[Extract provided Boundary: Start]

Here is what I've gleaned this time around. Take it with a grain of salt, or take it to heart if it resonates with you:
1. You gotta love yourself before you ever begin to weigh your food or track your calories. If your intention to lose weight comes from a place of self loathing versus self love, you are setting yourself up for failure and heartache. Yes, even if you are a size 26 and 350 pounds ladies. Negative emotions don't help. We (females) are inundated with a disgusting number of negative body messages on a daily basis, so it is easy to fall into a very unhealthy conversation with ourselves about our bodies. Even in my conditioning class my instructor recently tried to motivate us by saying "Think about how bikini worthy you'll be and push on!" At this point I raised my hand and explained that I am already bikini worthy and ready at a jiggly size 16, as were all the other women in the room. Enjoy life now and don't put it off until you reach a goal weight. Challenge these messages. Grow to appreciate yourself and want to care for yourself first. Took me two years to learn this and for me, it was the most important step, and the most challenging one.
2. Move first, track second. This may go against 99% of people here, but my argument for getting moving first is that restricting your calories doesn't always FEEL good intitially but movement does (at least for me...) Movement and being active boosts your mood and makes you feel strong and accomplished at any stage in your body. When you work out it also has positive ripple effects relating to nutrition, sleep, water intake. Healthy habits trump being in a smaller body except in extreme cases, so focus on habits and health first, weight/physical mass second in my humble opinion.
3. Don't overthink it. Track your food. Weigh what you can. Stick within your daily caloric targets 90-95% of the time. And have it come from a place of self love and compassion, not hatred and punishment. And if you strumble, no biggie. Don't punish yourself or make it mean more than it is.

[Extract provided Boundary: End]
[Supplied information Boundary: Start]

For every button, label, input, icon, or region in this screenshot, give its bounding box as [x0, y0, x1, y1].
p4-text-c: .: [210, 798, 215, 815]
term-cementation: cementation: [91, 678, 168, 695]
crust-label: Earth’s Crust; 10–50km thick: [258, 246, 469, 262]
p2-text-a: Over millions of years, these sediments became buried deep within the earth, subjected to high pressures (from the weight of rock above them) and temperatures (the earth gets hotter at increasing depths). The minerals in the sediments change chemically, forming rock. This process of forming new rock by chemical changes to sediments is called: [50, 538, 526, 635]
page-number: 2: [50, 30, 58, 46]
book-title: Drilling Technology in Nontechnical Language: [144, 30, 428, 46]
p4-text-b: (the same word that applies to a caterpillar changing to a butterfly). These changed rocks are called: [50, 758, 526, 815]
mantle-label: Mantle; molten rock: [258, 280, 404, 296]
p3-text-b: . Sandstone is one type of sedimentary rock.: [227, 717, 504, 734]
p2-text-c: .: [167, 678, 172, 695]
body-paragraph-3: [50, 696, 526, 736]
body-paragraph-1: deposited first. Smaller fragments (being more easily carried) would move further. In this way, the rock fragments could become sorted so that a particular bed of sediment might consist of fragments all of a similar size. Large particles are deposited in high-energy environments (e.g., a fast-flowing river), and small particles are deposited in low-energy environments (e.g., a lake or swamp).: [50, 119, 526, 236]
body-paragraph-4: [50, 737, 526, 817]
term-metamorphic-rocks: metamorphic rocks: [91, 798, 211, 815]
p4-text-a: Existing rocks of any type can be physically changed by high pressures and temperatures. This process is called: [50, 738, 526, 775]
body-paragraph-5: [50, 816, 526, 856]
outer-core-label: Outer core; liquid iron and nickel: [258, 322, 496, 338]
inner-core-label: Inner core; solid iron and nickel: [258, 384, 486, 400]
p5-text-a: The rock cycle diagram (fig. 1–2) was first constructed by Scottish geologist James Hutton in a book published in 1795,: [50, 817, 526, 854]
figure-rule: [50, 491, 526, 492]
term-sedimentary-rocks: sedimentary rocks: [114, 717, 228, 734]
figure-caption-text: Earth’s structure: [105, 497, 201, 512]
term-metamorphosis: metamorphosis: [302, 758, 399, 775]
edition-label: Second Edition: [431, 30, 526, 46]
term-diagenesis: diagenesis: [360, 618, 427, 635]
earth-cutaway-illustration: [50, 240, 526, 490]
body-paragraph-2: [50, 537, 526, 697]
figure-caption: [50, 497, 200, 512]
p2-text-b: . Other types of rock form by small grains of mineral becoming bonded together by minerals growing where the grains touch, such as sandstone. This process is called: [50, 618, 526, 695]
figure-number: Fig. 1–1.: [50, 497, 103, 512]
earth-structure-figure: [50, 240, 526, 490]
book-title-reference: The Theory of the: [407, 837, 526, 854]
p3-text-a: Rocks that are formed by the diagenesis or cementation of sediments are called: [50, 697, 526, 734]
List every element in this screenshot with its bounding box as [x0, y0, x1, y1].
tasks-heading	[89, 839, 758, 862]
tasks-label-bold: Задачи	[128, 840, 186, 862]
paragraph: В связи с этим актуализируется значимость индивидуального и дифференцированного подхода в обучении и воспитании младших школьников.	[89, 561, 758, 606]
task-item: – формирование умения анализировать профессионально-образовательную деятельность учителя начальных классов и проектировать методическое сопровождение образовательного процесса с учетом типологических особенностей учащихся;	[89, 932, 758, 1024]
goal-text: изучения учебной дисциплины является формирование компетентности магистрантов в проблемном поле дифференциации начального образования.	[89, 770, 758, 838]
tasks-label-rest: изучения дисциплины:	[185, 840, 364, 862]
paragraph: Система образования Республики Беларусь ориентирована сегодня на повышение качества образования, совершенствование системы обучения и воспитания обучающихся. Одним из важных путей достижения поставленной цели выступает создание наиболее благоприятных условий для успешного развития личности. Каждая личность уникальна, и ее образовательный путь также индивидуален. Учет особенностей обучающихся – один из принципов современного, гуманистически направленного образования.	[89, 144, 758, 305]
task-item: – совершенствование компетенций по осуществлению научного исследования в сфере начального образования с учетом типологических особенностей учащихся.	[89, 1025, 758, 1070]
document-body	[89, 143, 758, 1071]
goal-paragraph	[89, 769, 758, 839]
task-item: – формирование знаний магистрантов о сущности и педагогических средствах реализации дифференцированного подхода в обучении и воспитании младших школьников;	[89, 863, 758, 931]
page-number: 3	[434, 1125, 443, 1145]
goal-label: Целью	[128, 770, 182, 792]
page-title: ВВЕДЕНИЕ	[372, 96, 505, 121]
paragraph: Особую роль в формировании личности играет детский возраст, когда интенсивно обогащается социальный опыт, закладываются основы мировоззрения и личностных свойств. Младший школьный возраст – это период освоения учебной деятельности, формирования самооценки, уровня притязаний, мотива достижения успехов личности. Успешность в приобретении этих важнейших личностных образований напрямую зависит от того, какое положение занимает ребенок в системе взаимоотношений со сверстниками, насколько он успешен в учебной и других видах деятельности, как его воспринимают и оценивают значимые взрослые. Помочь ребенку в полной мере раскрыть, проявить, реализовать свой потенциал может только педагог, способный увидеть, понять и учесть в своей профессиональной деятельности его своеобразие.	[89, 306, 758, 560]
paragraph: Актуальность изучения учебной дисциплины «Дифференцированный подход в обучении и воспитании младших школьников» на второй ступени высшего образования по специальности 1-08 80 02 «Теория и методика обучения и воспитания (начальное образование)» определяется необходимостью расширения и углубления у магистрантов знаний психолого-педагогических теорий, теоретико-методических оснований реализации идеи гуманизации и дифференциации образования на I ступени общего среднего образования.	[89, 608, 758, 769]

[Supplied information Boundary: End]

Problem 1
Transcribe the portion of the weight-loss post from "2. Move first, track" to "my humble opinion.".
Problem 2
Decide whether each statement agrees with the weight-loss post, answering yes or no and quoting the words from the post that settle it: (a) The writer advises becoming active before starting to track food. (b) The writer recommends staying within daily caloric targets without any exception. (c) The writer's conditioning instructor urged the class on with the idea of becoming bikini worthy.
Problem 3
Resume the weight-loss post from the point where it stops.
The material above was drawn from a separate source and is unrelated to the weight-loss post.

Expected output 1
2. Move first, track second. This may go against 99% of people here, but my argument for getting moving first is that restricting your calories doesn't always FEEL good intitially but movement does (at least for me...) Movement and being active boosts your mood and makes you feel strong and accomplished at any stage in your body. When you work out it also has positive ripple effects relating to nutrition, sleep, water intake. Healthy habits trump being in a smaller body except in extreme cases, so focus on habits and health first, weight/physical mass second in my humble opinion.

Expected output 2
(a) Yes: "Move first, track second."
(b) No: "Stick within your daily caloric targets 90-95% of the time."
(c) Yes: "Think about how bikini worthy you'll be and push on!"

Expected output 3
4. Don't villiainize foods. Cookies are not bad. You are not "good" for eating kale. Being paleo or primal or "clean" isn't the holy grail. Strip these stupid food rules away. If you want a brownie, make it work for your calories. Every food has a place in a well rounded deficit and diet. Guilt has no place in a well rounded diet however.
5. Don't place time constraits on your weight loss journey. Be flexible, be patient and enjoy the journey instead of trying to rush to the finish line. In the past I would always set up specific goals relating to weight or measurements, and this would always contribute to a sense of disappointment and self hatred at "failing." Just don't do it. Plan to be here for a long, long time and find a way to love the process more than the product.
6. Notice if you are in a binge-guilt-restrict-lose weight-binge-guilt-etc... eating pattern. If so, it'll take more than yet another diet program or calorie counting goal to work through. Disordered eating is rampant in our society. I would argue that a huge population of people on these threads have disordered eating and are totally unaware. If you do suffer from negative body image, binge eating disorder, yo-yo dieting addition, obsession with food, the answer won't be weight loss and you should confront those inner deamons and psychological aspects prior to counting calories and trying to get leaner and smaller.
Just my two cents! Hope this helps someone.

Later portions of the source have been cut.